Put the records into a Markdown table with the columns Row and Record line, starting at the first line and ending at the line that contains "question-number: 1.: [112, 183, 124, 199]". Number each row and leave out blank lines.

Start

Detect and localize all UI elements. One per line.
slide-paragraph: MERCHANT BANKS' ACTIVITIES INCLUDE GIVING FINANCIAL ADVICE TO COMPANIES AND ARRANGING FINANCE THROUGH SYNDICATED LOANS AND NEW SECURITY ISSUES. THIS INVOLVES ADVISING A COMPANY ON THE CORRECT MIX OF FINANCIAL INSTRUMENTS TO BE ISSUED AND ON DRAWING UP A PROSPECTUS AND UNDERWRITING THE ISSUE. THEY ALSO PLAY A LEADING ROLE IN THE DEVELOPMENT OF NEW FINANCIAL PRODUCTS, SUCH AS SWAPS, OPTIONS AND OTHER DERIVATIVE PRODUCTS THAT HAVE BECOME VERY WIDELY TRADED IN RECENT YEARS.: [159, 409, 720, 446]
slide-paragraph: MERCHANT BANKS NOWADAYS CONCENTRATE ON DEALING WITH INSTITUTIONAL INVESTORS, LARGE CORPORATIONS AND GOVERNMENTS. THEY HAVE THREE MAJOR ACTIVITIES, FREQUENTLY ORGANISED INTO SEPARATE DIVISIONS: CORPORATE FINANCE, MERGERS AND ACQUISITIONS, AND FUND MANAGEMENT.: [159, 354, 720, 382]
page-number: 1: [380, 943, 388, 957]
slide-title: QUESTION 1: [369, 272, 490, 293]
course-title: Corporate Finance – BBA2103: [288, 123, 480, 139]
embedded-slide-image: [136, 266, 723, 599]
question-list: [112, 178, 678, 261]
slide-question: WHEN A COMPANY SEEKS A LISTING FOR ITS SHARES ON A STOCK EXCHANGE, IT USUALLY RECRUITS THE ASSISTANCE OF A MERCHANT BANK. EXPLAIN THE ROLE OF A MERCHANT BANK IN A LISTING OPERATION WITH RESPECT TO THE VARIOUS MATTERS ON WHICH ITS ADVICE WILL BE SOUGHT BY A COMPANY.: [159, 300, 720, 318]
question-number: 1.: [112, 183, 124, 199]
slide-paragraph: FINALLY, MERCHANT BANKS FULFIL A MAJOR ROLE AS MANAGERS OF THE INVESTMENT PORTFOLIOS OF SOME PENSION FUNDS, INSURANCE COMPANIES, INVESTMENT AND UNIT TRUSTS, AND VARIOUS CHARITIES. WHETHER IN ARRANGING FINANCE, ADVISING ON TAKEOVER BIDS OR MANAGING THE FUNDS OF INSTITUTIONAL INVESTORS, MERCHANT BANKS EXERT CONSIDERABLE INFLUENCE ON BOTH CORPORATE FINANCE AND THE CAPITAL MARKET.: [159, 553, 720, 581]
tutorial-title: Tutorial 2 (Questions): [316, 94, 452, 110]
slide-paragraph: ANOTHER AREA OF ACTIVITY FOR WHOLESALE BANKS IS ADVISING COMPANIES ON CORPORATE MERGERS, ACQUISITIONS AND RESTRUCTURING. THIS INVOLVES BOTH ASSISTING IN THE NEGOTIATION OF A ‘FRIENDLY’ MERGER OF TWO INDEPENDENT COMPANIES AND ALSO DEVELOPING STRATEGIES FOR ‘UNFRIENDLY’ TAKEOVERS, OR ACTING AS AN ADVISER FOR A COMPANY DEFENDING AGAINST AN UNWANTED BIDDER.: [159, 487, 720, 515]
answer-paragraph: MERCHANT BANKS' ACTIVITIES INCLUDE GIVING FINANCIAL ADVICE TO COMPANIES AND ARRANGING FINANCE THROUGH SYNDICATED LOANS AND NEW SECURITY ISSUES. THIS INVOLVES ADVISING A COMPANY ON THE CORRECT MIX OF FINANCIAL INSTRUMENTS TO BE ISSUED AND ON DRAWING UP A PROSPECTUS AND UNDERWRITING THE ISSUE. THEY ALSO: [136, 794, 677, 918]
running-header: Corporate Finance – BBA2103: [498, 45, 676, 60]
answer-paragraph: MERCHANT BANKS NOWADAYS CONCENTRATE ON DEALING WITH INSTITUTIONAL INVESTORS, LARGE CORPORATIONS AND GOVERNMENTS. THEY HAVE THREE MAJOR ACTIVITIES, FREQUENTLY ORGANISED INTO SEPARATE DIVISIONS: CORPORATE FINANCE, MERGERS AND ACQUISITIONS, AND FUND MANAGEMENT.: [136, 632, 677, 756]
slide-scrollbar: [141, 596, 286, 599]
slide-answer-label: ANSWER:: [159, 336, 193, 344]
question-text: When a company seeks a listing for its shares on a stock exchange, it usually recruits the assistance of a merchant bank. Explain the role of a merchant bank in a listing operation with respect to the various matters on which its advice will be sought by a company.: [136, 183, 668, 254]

End

**Task result**
| Row | Record line |
|---|---|
| 1 | Detect and localize all UI elements. One per line. |
| 2 | slide-paragraph: MERCHANT BANKS' ACTIVITIES INCLUDE GIVING FINANCIAL ADVICE TO COMPANIES AND ARRANGING FINANCE THROUGH SYNDICATED LOANS AND NEW SECURITY ISSUES. THIS INVOLVES ADVISING A COMPANY ON THE CORRECT MIX OF FINANCIAL INSTRUMENTS TO BE ISSUED AND ON DRAWING UP A PROSPECTUS AND UNDERWRITING THE ISSUE. THEY ALSO PLAY A LEADING ROLE IN THE DEVELOPMENT OF NEW FINANCIAL PRODUCTS, SUCH AS SWAPS, OPTIONS AND OTHER DERIVATIVE PRODUCTS THAT HAVE BECOME VERY WIDELY TRADED IN RECENT YEARS.: [159, 409, 720, 446] |
| 3 | slide-paragraph: MERCHANT BANKS NOWADAYS CONCENTRATE ON DEALING WITH INSTITUTIONAL INVESTORS, LARGE CORPORATIONS AND GOVERNMENTS. THEY HAVE THREE MAJOR ACTIVITIES, FREQUENTLY ORGANISED INTO SEPARATE DIVISIONS: CORPORATE FINANCE, MERGERS AND ACQUISITIONS, AND FUND MANAGEMENT.: [159, 354, 720, 382] |
| 4 | page-number: 1: [380, 943, 388, 957] |
| 5 | slide-title: QUESTION 1: [369, 272, 490, 293] |
| 6 | course-title: Corporate Finance – BBA2103: [288, 123, 480, 139] |
| 7 | embedded-slide-image: [136, 266, 723, 599] |
| 8 | question-list: [112, 178, 678, 261] |
| 9 | slide-question: WHEN A COMPANY SEEKS A LISTING FOR ITS SHARES ON A STOCK EXCHANGE, IT USUALLY RECRUITS THE ASSISTANCE OF A MERCHANT BANK. EXPLAIN THE ROLE OF A MERCHANT BANK IN A LISTING OPERATION WITH RESPECT TO THE VARIOUS MATTERS ON WHICH ITS ADVICE WILL BE SOUGHT BY A COMPANY.: [159, 300, 720, 318] |
| 10 | question-number: 1.: [112, 183, 124, 199] |